• Work to complete:
Isolate every line in the records below with "автономным" in it.
-- START OF Excerpted data --
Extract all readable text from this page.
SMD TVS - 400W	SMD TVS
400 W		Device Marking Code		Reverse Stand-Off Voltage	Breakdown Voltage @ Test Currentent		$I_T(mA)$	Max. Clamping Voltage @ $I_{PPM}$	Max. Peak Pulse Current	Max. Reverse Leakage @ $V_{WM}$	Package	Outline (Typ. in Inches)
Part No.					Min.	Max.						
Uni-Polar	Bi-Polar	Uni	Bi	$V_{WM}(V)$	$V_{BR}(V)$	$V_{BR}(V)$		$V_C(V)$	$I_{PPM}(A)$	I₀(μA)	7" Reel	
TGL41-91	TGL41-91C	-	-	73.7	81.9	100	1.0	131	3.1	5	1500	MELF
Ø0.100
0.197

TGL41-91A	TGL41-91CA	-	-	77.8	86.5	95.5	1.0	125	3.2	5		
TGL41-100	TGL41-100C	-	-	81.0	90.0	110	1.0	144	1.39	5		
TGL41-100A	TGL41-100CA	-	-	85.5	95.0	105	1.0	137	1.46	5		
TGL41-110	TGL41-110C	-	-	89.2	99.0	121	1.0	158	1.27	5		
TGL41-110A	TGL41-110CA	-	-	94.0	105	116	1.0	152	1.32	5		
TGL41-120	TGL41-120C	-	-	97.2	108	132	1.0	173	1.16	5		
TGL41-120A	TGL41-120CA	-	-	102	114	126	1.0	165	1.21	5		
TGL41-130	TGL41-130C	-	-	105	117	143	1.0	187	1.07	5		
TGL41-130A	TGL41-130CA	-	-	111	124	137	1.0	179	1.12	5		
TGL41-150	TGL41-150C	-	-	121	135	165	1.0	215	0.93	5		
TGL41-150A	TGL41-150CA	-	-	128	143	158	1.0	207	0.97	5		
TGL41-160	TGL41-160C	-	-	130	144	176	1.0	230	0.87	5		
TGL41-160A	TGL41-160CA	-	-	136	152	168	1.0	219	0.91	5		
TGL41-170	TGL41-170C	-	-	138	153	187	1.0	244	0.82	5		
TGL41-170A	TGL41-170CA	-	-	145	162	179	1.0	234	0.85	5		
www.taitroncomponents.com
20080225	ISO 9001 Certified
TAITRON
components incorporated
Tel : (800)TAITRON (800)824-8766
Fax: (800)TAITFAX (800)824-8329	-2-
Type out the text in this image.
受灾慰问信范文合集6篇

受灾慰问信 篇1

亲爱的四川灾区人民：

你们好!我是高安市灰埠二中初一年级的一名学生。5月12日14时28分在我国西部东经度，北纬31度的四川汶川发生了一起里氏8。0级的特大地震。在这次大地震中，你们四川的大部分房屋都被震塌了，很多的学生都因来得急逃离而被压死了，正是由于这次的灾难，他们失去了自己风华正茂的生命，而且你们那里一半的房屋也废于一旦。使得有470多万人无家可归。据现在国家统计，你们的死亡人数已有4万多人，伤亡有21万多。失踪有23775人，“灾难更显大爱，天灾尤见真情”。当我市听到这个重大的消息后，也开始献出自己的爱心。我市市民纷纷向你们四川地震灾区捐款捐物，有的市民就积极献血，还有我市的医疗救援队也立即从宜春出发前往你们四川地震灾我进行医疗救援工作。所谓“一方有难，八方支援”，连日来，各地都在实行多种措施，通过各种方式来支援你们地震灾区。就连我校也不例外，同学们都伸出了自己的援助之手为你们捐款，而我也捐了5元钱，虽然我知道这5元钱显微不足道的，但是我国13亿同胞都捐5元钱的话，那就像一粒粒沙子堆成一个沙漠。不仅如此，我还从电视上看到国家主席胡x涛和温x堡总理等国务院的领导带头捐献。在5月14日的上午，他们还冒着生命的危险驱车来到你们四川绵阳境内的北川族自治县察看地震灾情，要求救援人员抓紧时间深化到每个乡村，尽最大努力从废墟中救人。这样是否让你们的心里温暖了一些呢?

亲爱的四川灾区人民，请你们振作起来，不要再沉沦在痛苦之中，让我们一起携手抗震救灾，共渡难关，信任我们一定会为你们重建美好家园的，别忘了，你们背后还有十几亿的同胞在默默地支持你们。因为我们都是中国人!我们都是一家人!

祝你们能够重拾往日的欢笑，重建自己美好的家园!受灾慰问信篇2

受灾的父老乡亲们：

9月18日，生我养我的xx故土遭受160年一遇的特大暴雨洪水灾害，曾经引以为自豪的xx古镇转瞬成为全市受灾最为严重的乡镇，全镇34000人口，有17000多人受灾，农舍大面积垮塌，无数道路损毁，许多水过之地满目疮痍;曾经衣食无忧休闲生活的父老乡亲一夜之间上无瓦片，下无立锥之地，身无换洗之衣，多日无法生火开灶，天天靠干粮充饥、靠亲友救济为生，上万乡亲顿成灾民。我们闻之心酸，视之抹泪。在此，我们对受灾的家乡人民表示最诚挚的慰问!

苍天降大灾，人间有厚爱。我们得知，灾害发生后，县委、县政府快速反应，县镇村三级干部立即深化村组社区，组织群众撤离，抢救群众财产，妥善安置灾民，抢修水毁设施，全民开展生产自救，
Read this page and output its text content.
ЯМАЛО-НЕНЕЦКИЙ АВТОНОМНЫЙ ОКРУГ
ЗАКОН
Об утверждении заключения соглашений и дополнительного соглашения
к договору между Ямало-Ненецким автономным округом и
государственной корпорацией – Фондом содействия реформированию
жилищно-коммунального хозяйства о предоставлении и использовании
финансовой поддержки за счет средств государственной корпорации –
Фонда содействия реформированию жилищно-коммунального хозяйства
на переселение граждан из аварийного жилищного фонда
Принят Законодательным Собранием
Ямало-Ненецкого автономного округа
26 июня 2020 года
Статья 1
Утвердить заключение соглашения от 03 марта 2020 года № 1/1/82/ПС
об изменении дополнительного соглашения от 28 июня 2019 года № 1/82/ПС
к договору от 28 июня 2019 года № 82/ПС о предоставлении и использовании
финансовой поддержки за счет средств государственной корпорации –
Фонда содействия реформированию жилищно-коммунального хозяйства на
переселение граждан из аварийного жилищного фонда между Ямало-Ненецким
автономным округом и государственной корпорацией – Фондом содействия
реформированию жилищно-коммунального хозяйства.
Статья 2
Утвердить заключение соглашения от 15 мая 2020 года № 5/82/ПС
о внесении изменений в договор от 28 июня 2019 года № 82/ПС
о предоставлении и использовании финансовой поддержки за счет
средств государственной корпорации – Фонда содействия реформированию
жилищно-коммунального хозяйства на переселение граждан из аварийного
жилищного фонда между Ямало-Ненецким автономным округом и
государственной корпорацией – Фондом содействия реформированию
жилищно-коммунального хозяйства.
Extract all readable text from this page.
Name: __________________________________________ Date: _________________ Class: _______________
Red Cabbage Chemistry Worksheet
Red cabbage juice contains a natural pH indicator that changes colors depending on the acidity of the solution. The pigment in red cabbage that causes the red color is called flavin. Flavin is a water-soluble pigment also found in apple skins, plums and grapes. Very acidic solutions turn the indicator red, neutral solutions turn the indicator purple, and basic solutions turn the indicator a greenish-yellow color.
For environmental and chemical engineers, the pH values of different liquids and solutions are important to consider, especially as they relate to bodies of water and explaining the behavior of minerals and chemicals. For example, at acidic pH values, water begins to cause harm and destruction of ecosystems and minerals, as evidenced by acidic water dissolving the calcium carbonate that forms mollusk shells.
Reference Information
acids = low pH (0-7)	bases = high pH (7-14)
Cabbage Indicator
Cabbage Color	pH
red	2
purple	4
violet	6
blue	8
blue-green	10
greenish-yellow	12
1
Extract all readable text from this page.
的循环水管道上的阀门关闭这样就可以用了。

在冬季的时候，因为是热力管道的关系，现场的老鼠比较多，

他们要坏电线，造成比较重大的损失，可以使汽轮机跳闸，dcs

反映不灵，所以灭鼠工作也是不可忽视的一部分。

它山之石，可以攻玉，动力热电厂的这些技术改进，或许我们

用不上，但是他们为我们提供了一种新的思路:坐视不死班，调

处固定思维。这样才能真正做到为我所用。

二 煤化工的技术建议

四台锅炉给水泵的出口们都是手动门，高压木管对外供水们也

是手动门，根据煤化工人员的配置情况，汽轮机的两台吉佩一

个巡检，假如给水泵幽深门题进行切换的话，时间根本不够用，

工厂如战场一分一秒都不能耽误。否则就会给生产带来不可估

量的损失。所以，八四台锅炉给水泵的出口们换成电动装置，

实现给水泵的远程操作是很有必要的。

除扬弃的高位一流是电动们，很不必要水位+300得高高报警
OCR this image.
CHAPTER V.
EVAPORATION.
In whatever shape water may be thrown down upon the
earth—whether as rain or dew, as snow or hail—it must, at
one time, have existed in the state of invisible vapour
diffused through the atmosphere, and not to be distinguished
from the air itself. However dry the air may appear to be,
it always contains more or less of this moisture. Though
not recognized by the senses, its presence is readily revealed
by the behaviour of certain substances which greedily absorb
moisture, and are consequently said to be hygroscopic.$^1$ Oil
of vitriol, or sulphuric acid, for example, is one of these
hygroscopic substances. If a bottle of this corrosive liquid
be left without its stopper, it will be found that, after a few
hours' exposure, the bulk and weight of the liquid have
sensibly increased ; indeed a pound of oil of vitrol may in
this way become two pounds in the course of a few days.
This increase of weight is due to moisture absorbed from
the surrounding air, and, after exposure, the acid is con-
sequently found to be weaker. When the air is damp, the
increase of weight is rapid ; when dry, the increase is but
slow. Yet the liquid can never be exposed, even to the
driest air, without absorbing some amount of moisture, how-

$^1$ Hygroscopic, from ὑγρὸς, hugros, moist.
-- END OF Excerpted data --
• Reply:
к договору между Ямало-Ненецким автономным округом и
автономным округом и государственной корпорацией – Фондом содействия
жилищного фонда между Ямало-Ненецким автономным округом и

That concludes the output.